▶ _Aim of the task_: Your answer should be the data below, reproduced with nothing changed.

START Data excerpts

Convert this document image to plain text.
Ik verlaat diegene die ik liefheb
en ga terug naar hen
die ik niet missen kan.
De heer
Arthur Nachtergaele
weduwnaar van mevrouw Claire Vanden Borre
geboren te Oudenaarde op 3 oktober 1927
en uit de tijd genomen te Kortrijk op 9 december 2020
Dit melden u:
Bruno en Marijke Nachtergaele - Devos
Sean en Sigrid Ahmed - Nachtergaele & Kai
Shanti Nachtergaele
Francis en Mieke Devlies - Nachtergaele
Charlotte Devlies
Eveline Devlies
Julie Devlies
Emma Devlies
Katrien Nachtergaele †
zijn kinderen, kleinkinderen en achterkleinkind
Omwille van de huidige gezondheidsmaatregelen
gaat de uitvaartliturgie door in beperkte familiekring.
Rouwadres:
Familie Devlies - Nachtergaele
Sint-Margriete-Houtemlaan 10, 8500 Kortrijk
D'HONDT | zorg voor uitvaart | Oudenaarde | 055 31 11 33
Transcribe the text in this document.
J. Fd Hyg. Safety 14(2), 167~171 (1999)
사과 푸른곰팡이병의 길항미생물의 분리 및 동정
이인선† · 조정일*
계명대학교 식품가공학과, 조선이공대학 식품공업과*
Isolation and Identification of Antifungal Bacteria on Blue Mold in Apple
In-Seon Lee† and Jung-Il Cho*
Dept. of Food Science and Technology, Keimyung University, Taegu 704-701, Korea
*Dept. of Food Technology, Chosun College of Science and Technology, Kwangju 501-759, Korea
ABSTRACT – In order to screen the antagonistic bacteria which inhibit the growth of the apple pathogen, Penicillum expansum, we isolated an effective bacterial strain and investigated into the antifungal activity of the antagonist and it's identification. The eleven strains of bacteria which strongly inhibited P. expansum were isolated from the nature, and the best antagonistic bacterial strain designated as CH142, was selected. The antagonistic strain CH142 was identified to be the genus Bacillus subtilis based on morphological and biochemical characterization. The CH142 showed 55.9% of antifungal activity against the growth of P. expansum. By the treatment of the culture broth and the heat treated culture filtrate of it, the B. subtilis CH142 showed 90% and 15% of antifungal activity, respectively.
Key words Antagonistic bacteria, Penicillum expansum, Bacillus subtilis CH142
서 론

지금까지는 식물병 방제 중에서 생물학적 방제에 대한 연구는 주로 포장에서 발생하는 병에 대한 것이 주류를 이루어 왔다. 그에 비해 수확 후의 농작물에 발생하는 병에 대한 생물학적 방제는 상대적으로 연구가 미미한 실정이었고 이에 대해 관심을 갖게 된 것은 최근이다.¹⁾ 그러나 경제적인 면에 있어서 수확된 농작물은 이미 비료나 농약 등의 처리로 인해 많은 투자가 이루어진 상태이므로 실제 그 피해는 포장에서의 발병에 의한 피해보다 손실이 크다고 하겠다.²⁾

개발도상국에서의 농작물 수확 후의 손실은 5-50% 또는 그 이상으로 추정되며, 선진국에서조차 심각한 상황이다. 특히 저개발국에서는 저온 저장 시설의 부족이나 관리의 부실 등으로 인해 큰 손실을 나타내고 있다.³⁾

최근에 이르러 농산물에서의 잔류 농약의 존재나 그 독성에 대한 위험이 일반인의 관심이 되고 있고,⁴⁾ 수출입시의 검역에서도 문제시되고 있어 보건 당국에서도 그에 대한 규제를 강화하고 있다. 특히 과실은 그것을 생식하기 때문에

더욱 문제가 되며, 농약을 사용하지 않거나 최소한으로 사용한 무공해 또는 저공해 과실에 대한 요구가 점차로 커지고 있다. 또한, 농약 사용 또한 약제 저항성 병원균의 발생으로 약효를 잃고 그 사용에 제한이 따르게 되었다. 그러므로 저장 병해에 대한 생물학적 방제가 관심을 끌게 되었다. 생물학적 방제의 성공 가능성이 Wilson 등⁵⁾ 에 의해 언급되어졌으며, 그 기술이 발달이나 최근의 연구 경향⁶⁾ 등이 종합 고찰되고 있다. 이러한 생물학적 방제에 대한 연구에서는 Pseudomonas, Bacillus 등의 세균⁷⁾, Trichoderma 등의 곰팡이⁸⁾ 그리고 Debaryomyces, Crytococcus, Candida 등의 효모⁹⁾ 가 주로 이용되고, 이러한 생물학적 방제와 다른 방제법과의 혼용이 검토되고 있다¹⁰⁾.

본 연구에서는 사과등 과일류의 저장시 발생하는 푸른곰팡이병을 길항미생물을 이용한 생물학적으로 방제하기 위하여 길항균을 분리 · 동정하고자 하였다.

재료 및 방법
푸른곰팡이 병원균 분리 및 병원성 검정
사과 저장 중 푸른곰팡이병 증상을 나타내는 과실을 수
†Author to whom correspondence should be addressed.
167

END Data excerpts

▶ _Task result_:
Convert this document image to plain text.
Ik verlaat diegene die ik liefheb
en ga terug naar hen
die ik niet missen kan.
De heer
Arthur Nachtergaele
weduwnaar van mevrouw Claire Vanden Borre
geboren te Oudenaarde op 3 oktober 1927
en uit de tijd genomen te Kortrijk op 9 december 2020
Dit melden u:
Bruno en Marijke Nachtergaele - Devos
Sean en Sigrid Ahmed - Nachtergaele & Kai
Shanti Nachtergaele
Francis en Mieke Devlies - Nachtergaele
Charlotte Devlies
Eveline Devlies
Julie Devlies
Emma Devlies
Katrien Nachtergaele †
zijn kinderen, kleinkinderen en achterkleinkind
Omwille van de huidige gezondheidsmaatregelen
gaat de uitvaartliturgie door in beperkte familiekring.
Rouwadres:
Familie Devlies - Nachtergaele
Sint-Margriete-Houtemlaan 10, 8500 Kortrijk
D'HONDT | zorg voor uitvaart | Oudenaarde | 055 31 11 33
Transcribe the text in this document.
J. Fd Hyg. Safety 14(2), 167~171 (1999)
사과 푸른곰팡이병의 길항미생물의 분리 및 동정
이인선† · 조정일*
계명대학교 식품가공학과, 조선이공대학 식품공업과*
Isolation and Identification of Antifungal Bacteria on Blue Mold in Apple
In-Seon Lee† and Jung-Il Cho*
Dept. of Food Science and Technology, Keimyung University, Taegu 704-701, Korea
*Dept. of Food Technology, Chosun College of Science and Technology, Kwangju 501-759, Korea
ABSTRACT – In order to screen the antagonistic bacteria which inhibit the growth of the apple pathogen, Penicillum expansum, we isolated an effective bacterial strain and investigated into the antifungal activity of the antagonist and it's identification. The eleven strains of bacteria which strongly inhibited P. expansum were isolated from the nature, and the best antagonistic bacterial strain designated as CH142, was selected. The antagonistic strain CH142 was identified to be the genus Bacillus subtilis based on morphological and biochemical characterization. The CH142 showed 55.9% of antifungal activity against the growth of P. expansum. By the treatment of the culture broth and the heat treated culture filtrate of it, the B. subtilis CH142 showed 90% and 15% of antifungal activity, respectively.
Key words Antagonistic bacteria, Penicillum expansum, Bacillus subtilis CH142
서 론

지금까지는 식물병 방제 중에서 생물학적 방제에 대한 연구는 주로 포장에서 발생하는 병에 대한 것이 주류를 이루어 왔다. 그에 비해 수확 후의 농작물에 발생하는 병에 대한 생물학적 방제는 상대적으로 연구가 미미한 실정이었고 이에 대해 관심을 갖게 된 것은 최근이다.¹⁾ 그러나 경제적인 면에 있어서 수확된 농작물은 이미 비료나 농약 등의 처리로 인해 많은 투자가 이루어진 상태이므로 실제 그 피해는 포장에서의 발병에 의한 피해보다 손실이 크다고 하겠다.²⁾

개발도상국에서의 농작물 수확 후의 손실은 5-50% 또는 그 이상으로 추정되며, 선진국에서조차 심각한 상황이다. 특히 저개발국에서는 저온 저장 시설의 부족이나 관리의 부실 등으로 인해 큰 손실을 나타내고 있다.³⁾

최근에 이르러 농산물에서의 잔류 농약의 존재나 그 독성에 대한 위험이 일반인의 관심이 되고 있고,⁴⁾ 수출입시의 검역에서도 문제시되고 있어 보건 당국에서도 그에 대한 규제를 강화하고 있다. 특히 과실은 그것을 생식하기 때문에

더욱 문제가 되며, 농약을 사용하지 않거나 최소한으로 사용한 무공해 또는 저공해 과실에 대한 요구가 점차로 커지고 있다. 또한, 농약 사용 또한 약제 저항성 병원균의 발생으로 약효를 잃고 그 사용에 제한이 따르게 되었다. 그러므로 저장 병해에 대한 생물학적 방제가 관심을 끌게 되었다. 생물학적 방제의 성공 가능성이 Wilson 등⁵⁾ 에 의해 언급되어졌으며, 그 기술이 발달이나 최근의 연구 경향⁶⁾ 등이 종합 고찰되고 있다. 이러한 생물학적 방제에 대한 연구에서는 Pseudomonas, Bacillus 등의 세균⁷⁾, Trichoderma 등의 곰팡이⁸⁾ 그리고 Debaryomyces, Crytococcus, Candida 등의 효모⁹⁾ 가 주로 이용되고, 이러한 생물학적 방제와 다른 방제법과의 혼용이 검토되고 있다¹⁰⁾.

본 연구에서는 사과등 과일류의 저장시 발생하는 푸른곰팡이병을 길항미생물을 이용한 생물학적으로 방제하기 위하여 길항균을 분리 · 동정하고자 하였다.

재료 및 방법
푸른곰팡이 병원균 분리 및 병원성 검정
사과 저장 중 푸른곰팡이병 증상을 나타내는 과실을 수
†Author to whom correspondence should be addressed.
167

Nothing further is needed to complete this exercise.